Work to be completed:
Take the records underneath and set them down exactly.

━━━━━ Excerpted records

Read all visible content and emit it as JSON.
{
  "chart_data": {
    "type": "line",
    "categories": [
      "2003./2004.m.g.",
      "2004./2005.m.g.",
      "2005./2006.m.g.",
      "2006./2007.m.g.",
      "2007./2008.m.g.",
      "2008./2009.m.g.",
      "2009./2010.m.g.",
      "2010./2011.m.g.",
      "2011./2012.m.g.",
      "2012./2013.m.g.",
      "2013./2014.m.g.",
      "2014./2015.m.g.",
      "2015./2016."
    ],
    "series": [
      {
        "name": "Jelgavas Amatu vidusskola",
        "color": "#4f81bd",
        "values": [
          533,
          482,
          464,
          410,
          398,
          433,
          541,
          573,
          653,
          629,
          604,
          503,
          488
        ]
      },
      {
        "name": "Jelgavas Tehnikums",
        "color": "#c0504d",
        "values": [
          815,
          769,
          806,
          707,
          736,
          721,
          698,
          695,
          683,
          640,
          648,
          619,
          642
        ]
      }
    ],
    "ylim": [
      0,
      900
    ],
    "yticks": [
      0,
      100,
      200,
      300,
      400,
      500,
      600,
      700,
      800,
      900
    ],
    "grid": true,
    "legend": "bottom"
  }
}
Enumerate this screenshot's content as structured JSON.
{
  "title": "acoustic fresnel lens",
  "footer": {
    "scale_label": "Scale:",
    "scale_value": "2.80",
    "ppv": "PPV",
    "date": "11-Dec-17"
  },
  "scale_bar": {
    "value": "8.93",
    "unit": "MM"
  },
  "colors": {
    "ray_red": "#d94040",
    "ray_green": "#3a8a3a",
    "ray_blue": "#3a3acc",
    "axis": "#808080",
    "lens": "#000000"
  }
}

━━━━━━━━━━

Written solution:
Read all visible content and emit it as JSON.
{
  "chart_data": {
    "type": "line",
    "categories": [
      "2003./2004.m.g.",
      "2004./2005.m.g.",
      "2005./2006.m.g.",
      "2006./2007.m.g.",
      "2007./2008.m.g.",
      "2008./2009.m.g.",
      "2009./2010.m.g.",
      "2010./2011.m.g.",
      "2011./2012.m.g.",
      "2012./2013.m.g.",
      "2013./2014.m.g.",
      "2014./2015.m.g.",
      "2015./2016."
    ],
    "series": [
      {
        "name": "Jelgavas Amatu vidusskola",
        "color": "#4f81bd",
        "values": [
          533,
          482,
          464,
          410,
          398,
          433,
          541,
          573,
          653,
          629,
          604,
          503,
          488
        ]
      },
      {
        "name": "Jelgavas Tehnikums",
        "color": "#c0504d",
        "values": [
          815,
          769,
          806,
          707,
          736,
          721,
          698,
          695,
          683,
          640,
          648,
          619,
          642
        ]
      }
    ],
    "ylim": [
      0,
      900
    ],
    "yticks": [
      0,
      100,
      200,
      300,
      400,
      500,
      600,
      700,
      800,
      900
    ],
    "grid": true,
    "legend": "bottom"
  }
}
Enumerate this screenshot's content as structured JSON.
{
  "title": "acoustic fresnel lens",
  "footer": {
    "scale_label": "Scale:",
    "scale_value": "2.80",
    "ppv": "PPV",
    "date": "11-Dec-17"
  },
  "scale_bar": {
    "value": "8.93",
    "unit": "MM"
  },
  "colors": {
    "ray_red": "#d94040",
    "ray_green": "#3a8a3a",
    "ray_blue": "#3a3acc",
    "axis": "#808080",
    "lens": "#000000"
  }
}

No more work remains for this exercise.